▸ What is expected:
Reproduce precisely the lines of the material below from the line containing "What data populates" up to and including its last line. Pictures must not be copied.

╭─ Excerpted data

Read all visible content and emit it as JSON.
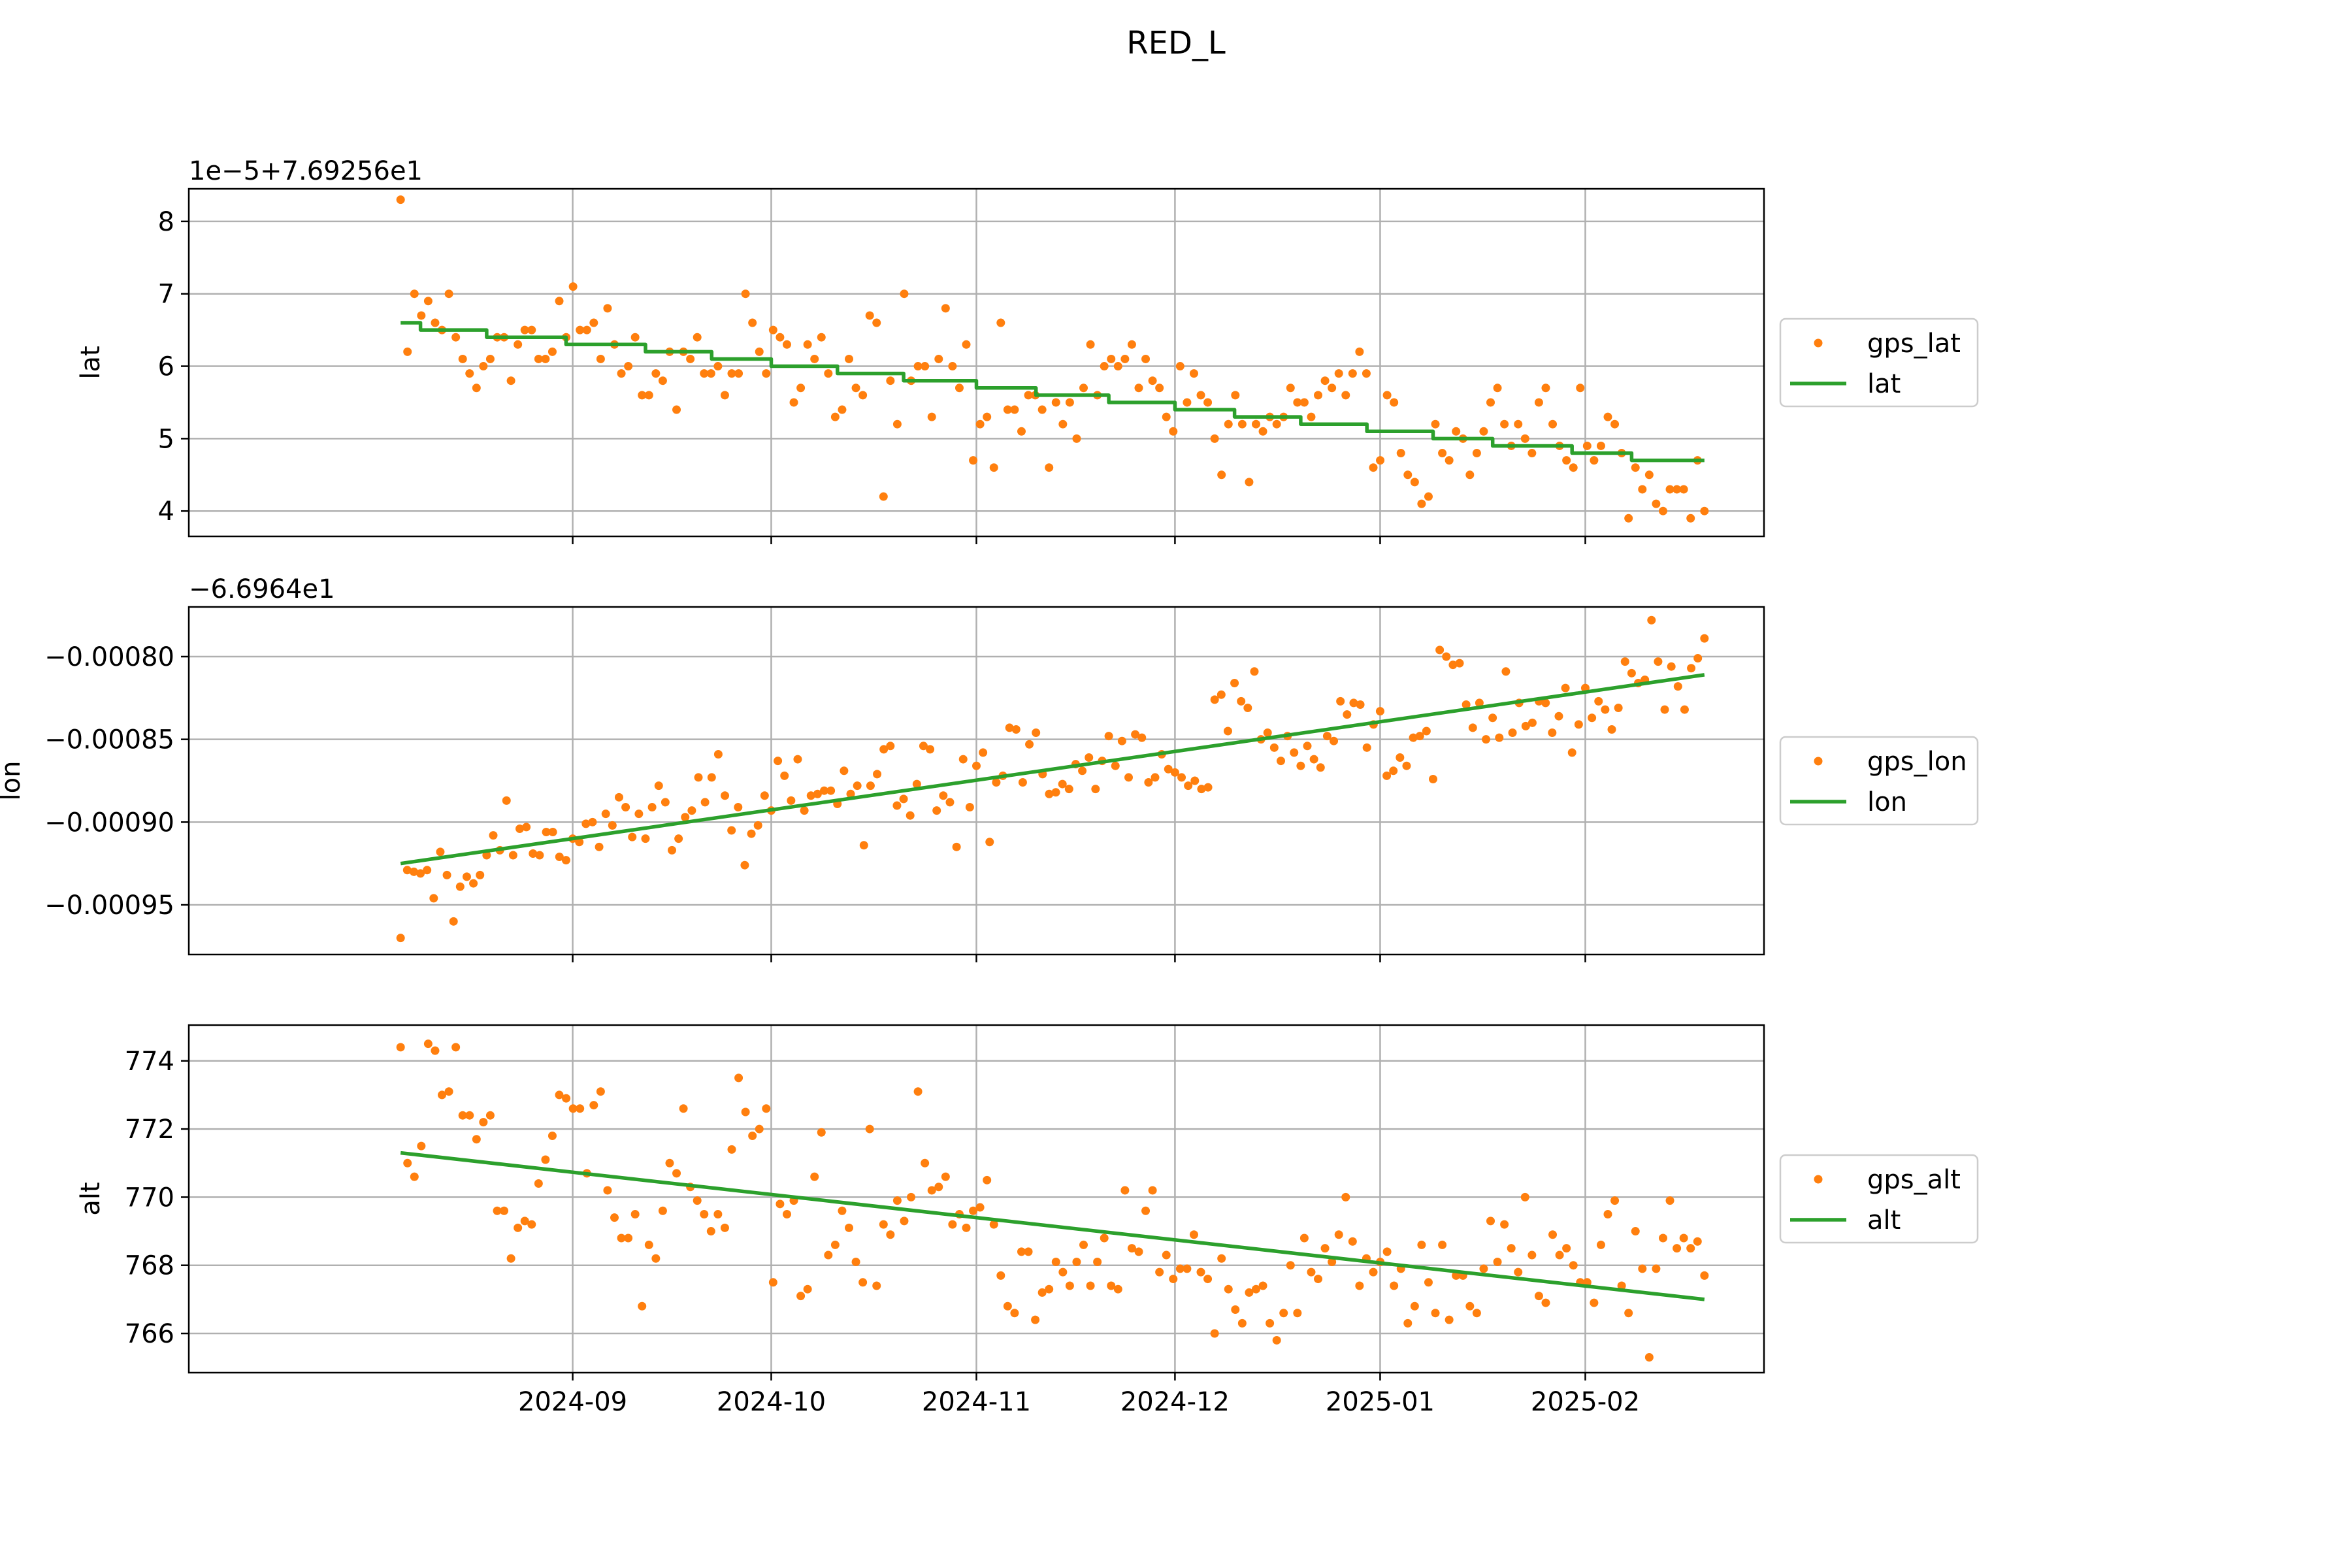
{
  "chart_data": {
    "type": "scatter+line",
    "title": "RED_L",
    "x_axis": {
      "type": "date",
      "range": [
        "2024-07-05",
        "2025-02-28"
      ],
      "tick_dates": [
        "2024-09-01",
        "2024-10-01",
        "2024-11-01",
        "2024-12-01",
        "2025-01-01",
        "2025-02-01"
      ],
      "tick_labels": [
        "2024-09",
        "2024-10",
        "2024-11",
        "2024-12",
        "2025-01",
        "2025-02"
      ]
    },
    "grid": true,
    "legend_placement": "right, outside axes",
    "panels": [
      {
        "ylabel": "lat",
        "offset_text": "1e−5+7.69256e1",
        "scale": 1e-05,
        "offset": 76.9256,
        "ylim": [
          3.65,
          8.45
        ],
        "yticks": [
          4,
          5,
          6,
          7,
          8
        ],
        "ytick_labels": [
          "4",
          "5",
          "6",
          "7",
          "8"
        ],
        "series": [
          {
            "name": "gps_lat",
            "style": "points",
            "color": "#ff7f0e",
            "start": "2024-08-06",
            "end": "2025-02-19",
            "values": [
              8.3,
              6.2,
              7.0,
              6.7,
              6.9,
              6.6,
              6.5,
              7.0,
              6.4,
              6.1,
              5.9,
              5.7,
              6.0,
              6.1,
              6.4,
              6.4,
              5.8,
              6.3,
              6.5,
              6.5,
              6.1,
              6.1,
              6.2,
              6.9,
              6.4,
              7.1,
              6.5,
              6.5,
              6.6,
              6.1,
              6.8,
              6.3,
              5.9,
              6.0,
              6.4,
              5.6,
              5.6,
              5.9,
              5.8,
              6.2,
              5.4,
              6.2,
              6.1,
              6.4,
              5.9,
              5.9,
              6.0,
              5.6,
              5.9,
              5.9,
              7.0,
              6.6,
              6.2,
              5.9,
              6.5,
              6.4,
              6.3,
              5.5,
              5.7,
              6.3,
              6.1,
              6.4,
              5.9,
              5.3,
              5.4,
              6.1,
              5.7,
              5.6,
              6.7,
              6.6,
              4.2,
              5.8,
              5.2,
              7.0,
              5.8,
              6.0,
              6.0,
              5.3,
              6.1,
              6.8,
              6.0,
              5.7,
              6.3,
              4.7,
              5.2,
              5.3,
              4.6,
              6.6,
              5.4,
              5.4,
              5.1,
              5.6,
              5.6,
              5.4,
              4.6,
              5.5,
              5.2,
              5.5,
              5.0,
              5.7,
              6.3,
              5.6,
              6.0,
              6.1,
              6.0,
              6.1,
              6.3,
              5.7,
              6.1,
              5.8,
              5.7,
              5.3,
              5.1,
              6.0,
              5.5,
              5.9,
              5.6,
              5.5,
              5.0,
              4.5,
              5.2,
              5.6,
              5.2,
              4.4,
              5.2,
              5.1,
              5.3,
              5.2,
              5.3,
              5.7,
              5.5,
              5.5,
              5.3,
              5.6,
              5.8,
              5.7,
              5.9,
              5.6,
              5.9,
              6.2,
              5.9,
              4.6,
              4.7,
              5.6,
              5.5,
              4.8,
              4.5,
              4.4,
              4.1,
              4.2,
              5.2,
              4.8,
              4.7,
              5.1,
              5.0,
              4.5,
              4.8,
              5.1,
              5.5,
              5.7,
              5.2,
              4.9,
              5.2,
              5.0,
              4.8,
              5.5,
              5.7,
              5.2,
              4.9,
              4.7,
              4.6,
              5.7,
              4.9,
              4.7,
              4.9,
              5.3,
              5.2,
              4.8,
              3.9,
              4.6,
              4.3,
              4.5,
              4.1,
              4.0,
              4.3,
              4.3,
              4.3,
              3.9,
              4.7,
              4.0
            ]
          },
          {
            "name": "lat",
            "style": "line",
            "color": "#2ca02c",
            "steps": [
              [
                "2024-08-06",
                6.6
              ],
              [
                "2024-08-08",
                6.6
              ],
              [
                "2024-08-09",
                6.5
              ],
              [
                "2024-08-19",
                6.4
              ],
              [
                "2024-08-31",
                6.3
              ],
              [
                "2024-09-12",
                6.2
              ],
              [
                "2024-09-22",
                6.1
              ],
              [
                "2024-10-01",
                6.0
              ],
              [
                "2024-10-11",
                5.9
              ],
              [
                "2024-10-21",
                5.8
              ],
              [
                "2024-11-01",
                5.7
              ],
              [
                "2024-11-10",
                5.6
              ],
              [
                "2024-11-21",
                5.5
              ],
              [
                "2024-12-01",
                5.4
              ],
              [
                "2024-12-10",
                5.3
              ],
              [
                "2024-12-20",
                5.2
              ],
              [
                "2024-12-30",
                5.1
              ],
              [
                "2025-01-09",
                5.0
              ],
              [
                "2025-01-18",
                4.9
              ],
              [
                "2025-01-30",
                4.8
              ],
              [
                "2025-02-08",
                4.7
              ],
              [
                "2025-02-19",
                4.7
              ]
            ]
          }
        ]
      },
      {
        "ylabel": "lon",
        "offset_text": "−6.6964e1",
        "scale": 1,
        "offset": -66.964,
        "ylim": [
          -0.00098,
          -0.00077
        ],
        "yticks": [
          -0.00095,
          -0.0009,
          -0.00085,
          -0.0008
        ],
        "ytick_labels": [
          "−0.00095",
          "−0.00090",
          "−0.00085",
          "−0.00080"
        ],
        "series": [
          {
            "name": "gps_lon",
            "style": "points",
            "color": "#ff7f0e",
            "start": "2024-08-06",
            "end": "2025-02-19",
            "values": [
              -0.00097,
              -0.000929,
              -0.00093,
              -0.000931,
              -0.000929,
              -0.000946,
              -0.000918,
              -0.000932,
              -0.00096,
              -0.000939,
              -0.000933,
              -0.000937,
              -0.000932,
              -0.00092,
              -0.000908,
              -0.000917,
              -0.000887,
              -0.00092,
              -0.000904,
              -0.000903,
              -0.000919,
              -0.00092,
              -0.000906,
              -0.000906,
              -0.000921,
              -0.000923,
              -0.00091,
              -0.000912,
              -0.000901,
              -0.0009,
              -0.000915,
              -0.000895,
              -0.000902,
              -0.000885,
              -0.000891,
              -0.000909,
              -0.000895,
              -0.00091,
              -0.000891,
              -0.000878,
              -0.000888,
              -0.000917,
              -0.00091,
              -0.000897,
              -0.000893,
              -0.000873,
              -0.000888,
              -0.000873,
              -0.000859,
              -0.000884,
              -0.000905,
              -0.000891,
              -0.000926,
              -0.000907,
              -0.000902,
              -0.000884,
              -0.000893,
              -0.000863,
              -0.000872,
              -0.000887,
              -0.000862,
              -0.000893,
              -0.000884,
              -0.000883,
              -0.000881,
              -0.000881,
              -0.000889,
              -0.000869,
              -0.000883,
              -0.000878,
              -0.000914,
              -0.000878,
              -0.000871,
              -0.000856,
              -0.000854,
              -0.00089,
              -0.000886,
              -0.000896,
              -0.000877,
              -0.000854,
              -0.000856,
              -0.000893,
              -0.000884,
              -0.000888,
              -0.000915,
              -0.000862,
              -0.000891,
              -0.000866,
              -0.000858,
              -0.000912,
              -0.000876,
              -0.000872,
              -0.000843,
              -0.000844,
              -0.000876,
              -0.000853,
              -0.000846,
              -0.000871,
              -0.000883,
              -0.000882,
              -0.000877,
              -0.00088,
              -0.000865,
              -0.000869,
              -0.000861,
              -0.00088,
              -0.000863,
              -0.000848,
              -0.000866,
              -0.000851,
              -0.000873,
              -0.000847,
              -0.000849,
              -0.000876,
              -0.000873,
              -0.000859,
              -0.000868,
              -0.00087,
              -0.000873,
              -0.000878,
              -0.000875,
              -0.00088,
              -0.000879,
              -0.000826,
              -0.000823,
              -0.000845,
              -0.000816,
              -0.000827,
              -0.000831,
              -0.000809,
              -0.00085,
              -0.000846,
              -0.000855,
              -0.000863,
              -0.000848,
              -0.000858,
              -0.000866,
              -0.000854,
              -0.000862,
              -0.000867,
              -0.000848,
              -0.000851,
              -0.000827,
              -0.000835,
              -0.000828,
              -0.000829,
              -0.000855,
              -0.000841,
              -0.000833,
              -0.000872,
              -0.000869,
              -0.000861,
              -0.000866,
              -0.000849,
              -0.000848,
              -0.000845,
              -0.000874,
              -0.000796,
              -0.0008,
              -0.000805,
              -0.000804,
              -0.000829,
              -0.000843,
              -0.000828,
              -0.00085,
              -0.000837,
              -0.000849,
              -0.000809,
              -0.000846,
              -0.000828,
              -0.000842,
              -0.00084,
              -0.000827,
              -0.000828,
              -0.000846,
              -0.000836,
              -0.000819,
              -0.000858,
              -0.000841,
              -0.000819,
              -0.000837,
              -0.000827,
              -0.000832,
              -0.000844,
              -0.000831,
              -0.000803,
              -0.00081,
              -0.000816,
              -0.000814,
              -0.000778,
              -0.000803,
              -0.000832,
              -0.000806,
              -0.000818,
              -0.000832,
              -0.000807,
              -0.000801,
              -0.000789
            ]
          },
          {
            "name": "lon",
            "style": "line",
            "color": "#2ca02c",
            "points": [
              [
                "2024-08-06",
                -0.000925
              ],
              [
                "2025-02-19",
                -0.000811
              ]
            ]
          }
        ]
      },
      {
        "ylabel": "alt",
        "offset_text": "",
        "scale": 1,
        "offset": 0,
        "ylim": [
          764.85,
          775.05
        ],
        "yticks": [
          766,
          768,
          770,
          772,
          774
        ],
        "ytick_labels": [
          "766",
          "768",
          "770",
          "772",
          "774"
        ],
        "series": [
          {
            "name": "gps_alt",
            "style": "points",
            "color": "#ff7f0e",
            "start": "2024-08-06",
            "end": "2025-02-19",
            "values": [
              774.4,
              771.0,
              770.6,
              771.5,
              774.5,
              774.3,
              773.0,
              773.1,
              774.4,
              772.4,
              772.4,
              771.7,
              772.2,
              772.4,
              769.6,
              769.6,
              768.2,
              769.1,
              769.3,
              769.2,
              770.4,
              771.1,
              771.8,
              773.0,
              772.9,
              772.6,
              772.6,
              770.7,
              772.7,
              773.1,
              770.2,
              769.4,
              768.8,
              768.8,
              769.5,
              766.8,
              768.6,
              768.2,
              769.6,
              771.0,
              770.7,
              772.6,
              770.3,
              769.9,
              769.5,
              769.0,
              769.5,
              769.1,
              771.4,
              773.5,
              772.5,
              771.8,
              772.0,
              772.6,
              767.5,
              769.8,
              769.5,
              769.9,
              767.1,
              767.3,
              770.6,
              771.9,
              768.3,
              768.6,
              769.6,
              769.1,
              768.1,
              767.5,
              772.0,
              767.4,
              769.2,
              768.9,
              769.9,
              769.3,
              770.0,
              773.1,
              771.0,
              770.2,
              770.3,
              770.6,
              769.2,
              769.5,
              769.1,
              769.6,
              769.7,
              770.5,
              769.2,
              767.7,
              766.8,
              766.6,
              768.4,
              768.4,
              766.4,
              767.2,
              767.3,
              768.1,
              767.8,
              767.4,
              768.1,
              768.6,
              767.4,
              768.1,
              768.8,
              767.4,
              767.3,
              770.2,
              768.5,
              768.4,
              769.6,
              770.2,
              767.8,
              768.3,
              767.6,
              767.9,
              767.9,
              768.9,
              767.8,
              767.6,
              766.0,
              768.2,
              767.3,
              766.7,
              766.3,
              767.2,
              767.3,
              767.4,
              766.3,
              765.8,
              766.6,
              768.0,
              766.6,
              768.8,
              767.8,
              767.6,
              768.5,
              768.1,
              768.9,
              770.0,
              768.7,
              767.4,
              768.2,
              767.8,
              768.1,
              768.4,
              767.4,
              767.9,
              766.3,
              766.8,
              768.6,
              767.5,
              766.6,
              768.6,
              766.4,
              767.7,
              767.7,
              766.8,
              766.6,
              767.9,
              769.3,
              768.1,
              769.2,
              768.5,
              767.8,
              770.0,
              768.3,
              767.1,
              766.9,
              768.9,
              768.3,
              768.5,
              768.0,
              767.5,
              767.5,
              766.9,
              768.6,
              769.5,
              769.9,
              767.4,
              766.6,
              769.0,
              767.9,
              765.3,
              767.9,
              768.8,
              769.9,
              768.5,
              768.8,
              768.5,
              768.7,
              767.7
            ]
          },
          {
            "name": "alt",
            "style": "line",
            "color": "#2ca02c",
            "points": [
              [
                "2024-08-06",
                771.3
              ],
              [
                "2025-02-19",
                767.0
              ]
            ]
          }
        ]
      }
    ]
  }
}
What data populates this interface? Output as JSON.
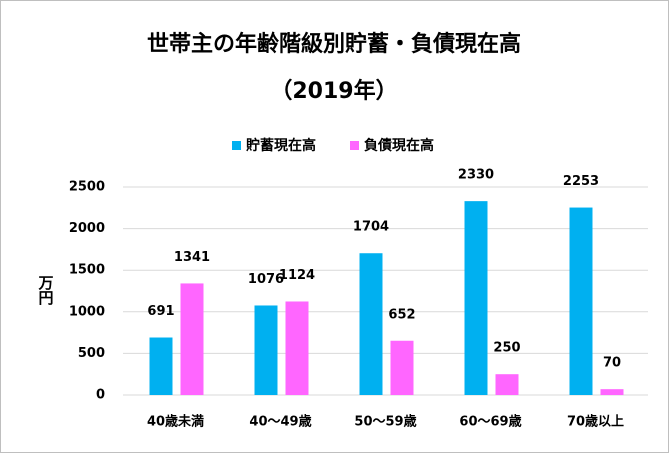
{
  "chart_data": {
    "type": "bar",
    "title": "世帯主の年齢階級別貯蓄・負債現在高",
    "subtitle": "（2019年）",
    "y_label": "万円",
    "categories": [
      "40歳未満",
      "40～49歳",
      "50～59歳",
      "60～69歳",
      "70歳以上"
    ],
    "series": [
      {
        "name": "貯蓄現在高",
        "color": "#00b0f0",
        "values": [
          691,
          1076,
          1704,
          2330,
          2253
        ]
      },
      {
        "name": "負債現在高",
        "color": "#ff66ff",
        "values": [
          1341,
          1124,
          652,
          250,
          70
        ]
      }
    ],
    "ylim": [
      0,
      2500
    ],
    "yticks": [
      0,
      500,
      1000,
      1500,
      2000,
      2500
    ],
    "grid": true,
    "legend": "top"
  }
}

╰─

▸ Complete output:
What data populates this interface? Output as JSON.
{
  "chart_data": {
    "type": "bar",
    "title": "世帯主の年齢階級別貯蓄・負債現在高",
    "subtitle": "（2019年）",
    "y_label": "万円",
    "categories": [
      "40歳未満",
      "40～49歳",
      "50～59歳",
      "60～69歳",
      "70歳以上"
    ],
    "series": [
      {
        "name": "貯蓄現在高",
        "color": "#00b0f0",
        "values": [
          691,
          1076,
          1704,
          2330,
          2253
        ]
      },
      {
        "name": "負債現在高",
        "color": "#ff66ff",
        "values": [
          1341,
          1124,
          652,
          250,
          70
        ]
      }
    ],
    "ylim": [
      0,
      2500
    ],
    "yticks": [
      0,
      500,
      1000,
      1500,
      2000,
      2500
    ],
    "grid": true,
    "legend": "top"
  }
}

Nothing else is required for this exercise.